Your task:
Extract each line of the records below that contains the word "dark".

Collected data entries:
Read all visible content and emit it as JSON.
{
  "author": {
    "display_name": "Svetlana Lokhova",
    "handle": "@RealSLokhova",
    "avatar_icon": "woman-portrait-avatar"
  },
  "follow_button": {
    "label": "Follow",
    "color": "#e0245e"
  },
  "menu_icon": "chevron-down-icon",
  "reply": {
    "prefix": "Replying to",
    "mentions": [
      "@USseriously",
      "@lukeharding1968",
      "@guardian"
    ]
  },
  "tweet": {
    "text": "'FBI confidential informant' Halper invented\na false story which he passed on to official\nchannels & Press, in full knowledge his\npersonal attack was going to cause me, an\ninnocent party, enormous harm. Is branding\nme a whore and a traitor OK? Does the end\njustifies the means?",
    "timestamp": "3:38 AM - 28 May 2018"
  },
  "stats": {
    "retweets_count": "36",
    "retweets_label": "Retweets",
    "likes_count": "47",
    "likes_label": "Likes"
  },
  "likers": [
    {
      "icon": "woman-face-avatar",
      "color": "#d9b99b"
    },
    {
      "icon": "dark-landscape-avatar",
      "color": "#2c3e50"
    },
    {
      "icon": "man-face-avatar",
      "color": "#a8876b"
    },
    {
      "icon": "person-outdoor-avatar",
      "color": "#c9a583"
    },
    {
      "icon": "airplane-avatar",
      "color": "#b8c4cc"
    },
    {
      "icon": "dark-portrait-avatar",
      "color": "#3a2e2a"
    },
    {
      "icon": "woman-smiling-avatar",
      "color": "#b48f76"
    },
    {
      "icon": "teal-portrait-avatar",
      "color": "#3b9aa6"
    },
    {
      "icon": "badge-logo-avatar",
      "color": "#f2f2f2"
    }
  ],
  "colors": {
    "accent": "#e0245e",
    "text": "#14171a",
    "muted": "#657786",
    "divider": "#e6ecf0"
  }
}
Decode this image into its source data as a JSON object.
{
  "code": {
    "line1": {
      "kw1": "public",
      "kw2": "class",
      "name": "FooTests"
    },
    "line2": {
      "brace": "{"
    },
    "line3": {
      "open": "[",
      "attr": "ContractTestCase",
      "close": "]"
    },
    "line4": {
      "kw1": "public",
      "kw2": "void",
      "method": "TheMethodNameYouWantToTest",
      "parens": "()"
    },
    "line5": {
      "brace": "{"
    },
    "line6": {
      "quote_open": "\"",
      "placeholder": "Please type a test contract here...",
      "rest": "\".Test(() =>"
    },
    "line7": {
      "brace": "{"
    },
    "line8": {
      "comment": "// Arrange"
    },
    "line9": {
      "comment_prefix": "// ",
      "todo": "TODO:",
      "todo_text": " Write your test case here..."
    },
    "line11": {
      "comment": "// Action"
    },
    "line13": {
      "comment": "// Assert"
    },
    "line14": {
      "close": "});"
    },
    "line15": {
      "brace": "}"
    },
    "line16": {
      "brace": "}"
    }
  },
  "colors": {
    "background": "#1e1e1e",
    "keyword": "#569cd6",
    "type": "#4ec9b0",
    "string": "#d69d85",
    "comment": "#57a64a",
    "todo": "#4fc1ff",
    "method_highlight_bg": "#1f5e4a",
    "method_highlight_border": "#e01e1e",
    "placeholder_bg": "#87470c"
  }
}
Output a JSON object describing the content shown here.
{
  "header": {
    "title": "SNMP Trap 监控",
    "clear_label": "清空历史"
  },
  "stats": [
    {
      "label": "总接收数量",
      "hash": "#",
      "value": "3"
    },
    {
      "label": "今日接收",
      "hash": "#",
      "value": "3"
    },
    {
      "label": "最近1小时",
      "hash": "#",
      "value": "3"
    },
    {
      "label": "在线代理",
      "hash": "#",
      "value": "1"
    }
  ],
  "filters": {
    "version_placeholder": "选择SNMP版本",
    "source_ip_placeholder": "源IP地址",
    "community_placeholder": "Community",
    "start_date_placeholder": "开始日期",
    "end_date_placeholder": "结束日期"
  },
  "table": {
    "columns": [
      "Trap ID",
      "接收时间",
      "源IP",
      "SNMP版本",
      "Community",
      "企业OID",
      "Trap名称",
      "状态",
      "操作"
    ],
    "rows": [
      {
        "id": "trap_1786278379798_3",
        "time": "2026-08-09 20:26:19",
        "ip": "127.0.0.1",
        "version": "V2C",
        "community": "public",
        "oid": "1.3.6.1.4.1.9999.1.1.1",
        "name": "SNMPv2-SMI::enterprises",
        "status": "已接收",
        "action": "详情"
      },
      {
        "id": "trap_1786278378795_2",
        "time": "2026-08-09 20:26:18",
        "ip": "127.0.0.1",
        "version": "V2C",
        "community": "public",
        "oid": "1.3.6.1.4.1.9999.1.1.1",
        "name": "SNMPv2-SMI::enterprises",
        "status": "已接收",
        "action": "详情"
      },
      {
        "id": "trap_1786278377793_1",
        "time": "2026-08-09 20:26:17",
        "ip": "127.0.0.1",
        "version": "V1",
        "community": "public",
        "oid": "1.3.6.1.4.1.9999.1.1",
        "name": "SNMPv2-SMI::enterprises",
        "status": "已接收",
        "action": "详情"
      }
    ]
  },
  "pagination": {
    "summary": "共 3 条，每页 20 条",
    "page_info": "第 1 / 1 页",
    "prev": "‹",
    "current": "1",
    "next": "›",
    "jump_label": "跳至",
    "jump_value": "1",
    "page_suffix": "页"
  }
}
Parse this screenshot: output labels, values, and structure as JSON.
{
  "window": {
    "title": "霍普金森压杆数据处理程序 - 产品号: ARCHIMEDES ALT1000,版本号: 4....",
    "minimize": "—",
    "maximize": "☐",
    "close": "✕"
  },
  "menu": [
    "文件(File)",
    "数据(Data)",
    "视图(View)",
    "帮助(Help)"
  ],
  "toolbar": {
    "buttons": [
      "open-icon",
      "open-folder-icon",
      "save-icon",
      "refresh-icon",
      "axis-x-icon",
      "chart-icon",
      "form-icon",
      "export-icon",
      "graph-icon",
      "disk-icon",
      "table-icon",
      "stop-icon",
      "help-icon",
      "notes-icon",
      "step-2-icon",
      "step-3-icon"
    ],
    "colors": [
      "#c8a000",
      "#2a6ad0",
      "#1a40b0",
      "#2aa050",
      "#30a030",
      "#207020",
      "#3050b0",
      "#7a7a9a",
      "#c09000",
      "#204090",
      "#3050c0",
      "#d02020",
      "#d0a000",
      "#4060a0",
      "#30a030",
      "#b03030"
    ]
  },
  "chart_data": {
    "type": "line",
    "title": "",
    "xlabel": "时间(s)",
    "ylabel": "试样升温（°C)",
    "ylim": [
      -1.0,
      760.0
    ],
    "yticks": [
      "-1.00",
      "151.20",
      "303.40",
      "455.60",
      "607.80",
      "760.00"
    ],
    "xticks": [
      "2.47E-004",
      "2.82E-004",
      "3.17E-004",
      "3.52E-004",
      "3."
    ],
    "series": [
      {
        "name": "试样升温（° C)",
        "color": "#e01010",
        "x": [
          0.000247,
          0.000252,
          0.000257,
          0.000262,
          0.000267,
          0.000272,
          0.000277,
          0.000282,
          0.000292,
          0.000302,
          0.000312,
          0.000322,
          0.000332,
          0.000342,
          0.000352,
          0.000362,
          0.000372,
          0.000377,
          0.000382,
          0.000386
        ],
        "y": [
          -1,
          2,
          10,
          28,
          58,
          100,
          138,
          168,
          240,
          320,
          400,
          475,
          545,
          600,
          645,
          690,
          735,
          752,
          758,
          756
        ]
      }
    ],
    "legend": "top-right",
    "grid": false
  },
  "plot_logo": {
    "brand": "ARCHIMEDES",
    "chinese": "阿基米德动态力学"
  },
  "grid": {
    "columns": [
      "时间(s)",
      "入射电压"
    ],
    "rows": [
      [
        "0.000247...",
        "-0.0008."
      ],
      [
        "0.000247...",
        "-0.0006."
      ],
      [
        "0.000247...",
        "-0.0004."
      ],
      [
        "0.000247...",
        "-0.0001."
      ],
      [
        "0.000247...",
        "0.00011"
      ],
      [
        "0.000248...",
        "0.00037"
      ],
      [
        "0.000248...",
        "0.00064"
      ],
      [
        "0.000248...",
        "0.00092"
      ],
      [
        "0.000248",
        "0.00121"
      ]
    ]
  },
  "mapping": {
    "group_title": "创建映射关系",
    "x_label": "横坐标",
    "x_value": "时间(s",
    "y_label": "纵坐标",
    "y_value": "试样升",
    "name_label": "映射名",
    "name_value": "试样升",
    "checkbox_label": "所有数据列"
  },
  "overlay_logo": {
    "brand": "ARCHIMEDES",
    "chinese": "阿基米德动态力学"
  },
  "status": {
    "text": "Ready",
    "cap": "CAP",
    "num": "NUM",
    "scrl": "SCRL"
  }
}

Final result:
      "icon": "dark-landscape-avatar",
      "icon": "dark-portrait-avatar",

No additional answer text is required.